§ **Records from a dataset**
--- BEGIN ---
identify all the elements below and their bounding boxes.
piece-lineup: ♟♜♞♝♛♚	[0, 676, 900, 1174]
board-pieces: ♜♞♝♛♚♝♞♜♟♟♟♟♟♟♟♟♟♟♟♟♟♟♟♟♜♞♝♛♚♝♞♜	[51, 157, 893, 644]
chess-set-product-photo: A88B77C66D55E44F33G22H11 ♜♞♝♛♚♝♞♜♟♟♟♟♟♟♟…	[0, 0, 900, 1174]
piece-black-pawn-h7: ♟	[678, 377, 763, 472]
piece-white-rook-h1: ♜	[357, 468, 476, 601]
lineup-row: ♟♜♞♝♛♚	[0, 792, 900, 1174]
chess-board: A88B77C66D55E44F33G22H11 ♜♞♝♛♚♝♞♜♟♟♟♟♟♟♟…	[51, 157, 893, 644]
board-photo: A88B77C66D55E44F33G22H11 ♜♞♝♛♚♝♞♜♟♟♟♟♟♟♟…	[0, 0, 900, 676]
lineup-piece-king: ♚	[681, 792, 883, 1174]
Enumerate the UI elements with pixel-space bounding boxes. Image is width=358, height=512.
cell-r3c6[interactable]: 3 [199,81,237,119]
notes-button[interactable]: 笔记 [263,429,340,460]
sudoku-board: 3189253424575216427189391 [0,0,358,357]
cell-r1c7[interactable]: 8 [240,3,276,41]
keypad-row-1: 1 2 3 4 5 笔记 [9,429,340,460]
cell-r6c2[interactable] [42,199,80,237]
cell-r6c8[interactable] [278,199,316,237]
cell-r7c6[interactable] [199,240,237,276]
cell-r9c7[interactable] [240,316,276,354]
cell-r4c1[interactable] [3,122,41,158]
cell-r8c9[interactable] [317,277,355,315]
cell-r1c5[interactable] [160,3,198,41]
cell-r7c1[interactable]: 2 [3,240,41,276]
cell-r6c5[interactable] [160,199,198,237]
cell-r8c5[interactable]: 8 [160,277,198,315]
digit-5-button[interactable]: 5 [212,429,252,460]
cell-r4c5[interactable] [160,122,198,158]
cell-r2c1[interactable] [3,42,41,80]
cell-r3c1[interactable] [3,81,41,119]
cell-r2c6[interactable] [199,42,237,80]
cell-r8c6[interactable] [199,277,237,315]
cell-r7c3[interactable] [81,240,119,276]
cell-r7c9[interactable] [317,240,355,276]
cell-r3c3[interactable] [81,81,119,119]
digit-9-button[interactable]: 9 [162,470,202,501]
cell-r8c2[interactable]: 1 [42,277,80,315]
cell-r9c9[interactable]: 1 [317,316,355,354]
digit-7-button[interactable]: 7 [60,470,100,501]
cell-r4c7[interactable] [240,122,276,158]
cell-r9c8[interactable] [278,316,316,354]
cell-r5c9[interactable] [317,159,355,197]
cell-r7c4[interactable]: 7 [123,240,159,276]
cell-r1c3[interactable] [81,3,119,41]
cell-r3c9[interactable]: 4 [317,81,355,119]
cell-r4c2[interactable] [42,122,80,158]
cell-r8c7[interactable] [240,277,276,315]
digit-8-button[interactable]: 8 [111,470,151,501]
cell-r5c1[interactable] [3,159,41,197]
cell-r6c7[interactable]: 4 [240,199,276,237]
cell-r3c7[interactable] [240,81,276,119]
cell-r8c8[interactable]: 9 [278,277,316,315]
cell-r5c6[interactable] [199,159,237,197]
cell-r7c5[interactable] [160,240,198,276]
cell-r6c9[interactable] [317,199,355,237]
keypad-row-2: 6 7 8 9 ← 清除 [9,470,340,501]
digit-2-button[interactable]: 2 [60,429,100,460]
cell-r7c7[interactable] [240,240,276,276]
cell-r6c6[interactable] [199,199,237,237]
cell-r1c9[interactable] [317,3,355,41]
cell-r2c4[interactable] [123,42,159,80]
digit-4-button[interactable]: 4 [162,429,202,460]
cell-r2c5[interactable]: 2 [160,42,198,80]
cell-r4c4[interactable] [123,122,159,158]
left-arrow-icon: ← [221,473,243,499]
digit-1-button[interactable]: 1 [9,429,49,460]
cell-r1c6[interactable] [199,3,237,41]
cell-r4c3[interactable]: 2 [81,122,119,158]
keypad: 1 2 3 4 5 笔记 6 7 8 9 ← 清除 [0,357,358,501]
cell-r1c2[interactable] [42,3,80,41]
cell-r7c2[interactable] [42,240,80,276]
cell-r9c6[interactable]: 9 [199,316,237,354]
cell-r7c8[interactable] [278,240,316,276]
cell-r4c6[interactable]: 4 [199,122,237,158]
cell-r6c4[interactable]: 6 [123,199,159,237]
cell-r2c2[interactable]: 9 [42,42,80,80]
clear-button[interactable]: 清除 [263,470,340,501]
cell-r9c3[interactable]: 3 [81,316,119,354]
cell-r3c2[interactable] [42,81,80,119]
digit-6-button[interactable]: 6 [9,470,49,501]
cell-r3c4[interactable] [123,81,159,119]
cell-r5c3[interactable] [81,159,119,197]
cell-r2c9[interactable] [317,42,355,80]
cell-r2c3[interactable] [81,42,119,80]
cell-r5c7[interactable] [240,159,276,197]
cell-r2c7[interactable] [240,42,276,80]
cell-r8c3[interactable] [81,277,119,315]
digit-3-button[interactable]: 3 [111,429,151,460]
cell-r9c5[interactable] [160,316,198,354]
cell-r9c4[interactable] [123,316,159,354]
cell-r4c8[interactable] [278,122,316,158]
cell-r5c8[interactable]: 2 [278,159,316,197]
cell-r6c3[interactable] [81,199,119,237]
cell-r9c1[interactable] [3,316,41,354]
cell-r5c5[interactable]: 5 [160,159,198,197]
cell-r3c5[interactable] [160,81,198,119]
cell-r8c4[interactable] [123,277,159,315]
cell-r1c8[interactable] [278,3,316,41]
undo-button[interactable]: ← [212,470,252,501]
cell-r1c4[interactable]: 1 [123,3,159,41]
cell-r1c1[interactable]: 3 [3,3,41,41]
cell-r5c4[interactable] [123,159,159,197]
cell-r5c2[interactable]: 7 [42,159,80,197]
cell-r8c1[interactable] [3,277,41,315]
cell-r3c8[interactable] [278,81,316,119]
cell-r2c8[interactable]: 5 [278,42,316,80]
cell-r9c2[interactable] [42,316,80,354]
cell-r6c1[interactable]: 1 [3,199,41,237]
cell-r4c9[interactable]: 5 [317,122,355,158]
--- END ---
§ **Exercise task**
Can you reproduce all of the material above line for line, without changing anything?

§ **Answer to the task**
identify all the elements below and their bounding boxes.
piece-lineup: ♟♜♞♝♛♚	[0, 676, 900, 1174]
board-pieces: ♜♞♝♛♚♝♞♜♟♟♟♟♟♟♟♟♟♟♟♟♟♟♟♟♜♞♝♛♚♝♞♜	[51, 157, 893, 644]
chess-set-product-photo: A88B77C66D55E44F33G22H11 ♜♞♝♛♚♝♞♜♟♟♟♟♟♟♟…	[0, 0, 900, 1174]
piece-black-pawn-h7: ♟	[678, 377, 763, 472]
piece-white-rook-h1: ♜	[357, 468, 476, 601]
lineup-row: ♟♜♞♝♛♚	[0, 792, 900, 1174]
chess-board: A88B77C66D55E44F33G22H11 ♜♞♝♛♚♝♞♜♟♟♟♟♟♟♟…	[51, 157, 893, 644]
board-photo: A88B77C66D55E44F33G22H11 ♜♞♝♛♚♝♞♜♟♟♟♟♟♟♟…	[0, 0, 900, 676]
lineup-piece-king: ♚	[681, 792, 883, 1174]
Enumerate the UI elements with pixel-space bounding boxes. Image is width=358, height=512.
cell-r3c6[interactable]: 3 [199,81,237,119]
notes-button[interactable]: 笔记 [263,429,340,460]
sudoku-board: 3189253424575216427189391 [0,0,358,357]
cell-r1c7[interactable]: 8 [240,3,276,41]
keypad-row-1: 1 2 3 4 5 笔记 [9,429,340,460]
cell-r6c2[interactable] [42,199,80,237]
cell-r6c8[interactable] [278,199,316,237]
cell-r7c6[interactable] [199,240,237,276]
cell-r9c7[interactable] [240,316,276,354]
cell-r4c1[interactable] [3,122,41,158]
cell-r8c9[interactable] [317,277,355,315]
cell-r1c5[interactable] [160,3,198,41]
cell-r7c1[interactable]: 2 [3,240,41,276]
cell-r6c5[interactable] [160,199,198,237]
cell-r8c5[interactable]: 8 [160,277,198,315]
digit-5-button[interactable]: 5 [212,429,252,460]
cell-r4c5[interactable] [160,122,198,158]
cell-r2c1[interactable] [3,42,41,80]
cell-r3c1[interactable] [3,81,41,119]
cell-r2c6[interactable] [199,42,237,80]
cell-r8c6[interactable] [199,277,237,315]
cell-r7c3[interactable] [81,240,119,276]
cell-r7c9[interactable] [317,240,355,276]
cell-r3c3[interactable] [81,81,119,119]
digit-9-button[interactable]: 9 [162,470,202,501]
cell-r8c2[interactable]: 1 [42,277,80,315]
cell-r9c9[interactable]: 1 [317,316,355,354]
digit-7-button[interactable]: 7 [60,470,100,501]
cell-r4c7[interactable] [240,122,276,158]
cell-r9c8[interactable] [278,316,316,354]
cell-r5c9[interactable] [317,159,355,197]
cell-r7c4[interactable]: 7 [123,240,159,276]
cell-r1c3[interactable] [81,3,119,41]
cell-r3c9[interactable]: 4 [317,81,355,119]
cell-r4c2[interactable] [42,122,80,158]
cell-r8c7[interactable] [240,277,276,315]
digit-8-button[interactable]: 8 [111,470,151,501]
cell-r5c1[interactable] [3,159,41,197]
cell-r6c7[interactable]: 4 [240,199,276,237]
cell-r3c7[interactable] [240,81,276,119]
cell-r8c8[interactable]: 9 [278,277,316,315]
cell-r5c6[interactable] [199,159,237,197]
cell-r7c5[interactable] [160,240,198,276]
cell-r6c9[interactable] [317,199,355,237]
keypad-row-2: 6 7 8 9 ← 清除 [9,470,340,501]
digit-2-button[interactable]: 2 [60,429,100,460]
cell-r7c7[interactable] [240,240,276,276]
cell-r6c6[interactable] [199,199,237,237]
cell-r1c9[interactable] [317,3,355,41]
cell-r2c4[interactable] [123,42,159,80]
digit-4-button[interactable]: 4 [162,429,202,460]
cell-r2c5[interactable]: 2 [160,42,198,80]
cell-r4c4[interactable] [123,122,159,158]
left-arrow-icon: ← [221,473,243,499]
digit-1-button[interactable]: 1 [9,429,49,460]
cell-r1c6[interactable] [199,3,237,41]
cell-r4c3[interactable]: 2 [81,122,119,158]
keypad: 1 2 3 4 5 笔记 6 7 8 9 ← 清除 [0,357,358,501]
cell-r1c2[interactable] [42,3,80,41]
cell-r7c2[interactable] [42,240,80,276]
cell-r9c6[interactable]: 9 [199,316,237,354]
cell-r7c8[interactable] [278,240,316,276]
cell-r4c6[interactable]: 4 [199,122,237,158]
cell-r6c4[interactable]: 6 [123,199,159,237]
cell-r2c2[interactable]: 9 [42,42,80,80]
clear-button[interactable]: 清除 [263,470,340,501]
cell-r9c3[interactable]: 3 [81,316,119,354]
cell-r3c2[interactable] [42,81,80,119]
digit-6-button[interactable]: 6 [9,470,49,501]
cell-r3c4[interactable] [123,81,159,119]
cell-r5c3[interactable] [81,159,119,197]
cell-r2c9[interactable] [317,42,355,80]
cell-r2c3[interactable] [81,42,119,80]
cell-r5c7[interactable] [240,159,276,197]
cell-r2c7[interactable] [240,42,276,80]
cell-r8c3[interactable] [81,277,119,315]
digit-3-button[interactable]: 3 [111,429,151,460]
cell-r9c5[interactable] [160,316,198,354]
cell-r9c4[interactable] [123,316,159,354]
cell-r4c8[interactable] [278,122,316,158]
cell-r5c8[interactable]: 2 [278,159,316,197]
cell-r6c3[interactable] [81,199,119,237]
cell-r9c1[interactable] [3,316,41,354]
cell-r5c5[interactable]: 5 [160,159,198,197]
cell-r3c5[interactable] [160,81,198,119]
cell-r8c4[interactable] [123,277,159,315]
cell-r1c8[interactable] [278,3,316,41]
undo-button[interactable]: ← [212,470,252,501]
cell-r1c4[interactable]: 1 [123,3,159,41]
cell-r1c1[interactable]: 3 [3,3,41,41]
cell-r5c4[interactable] [123,159,159,197]
cell-r5c2[interactable]: 7 [42,159,80,197]
cell-r8c1[interactable] [3,277,41,315]
cell-r3c8[interactable] [278,81,316,119]
cell-r2c8[interactable]: 5 [278,42,316,80]
cell-r9c2[interactable] [42,316,80,354]
cell-r6c1[interactable]: 1 [3,199,41,237]
cell-r4c9[interactable]: 5 [317,122,355,158]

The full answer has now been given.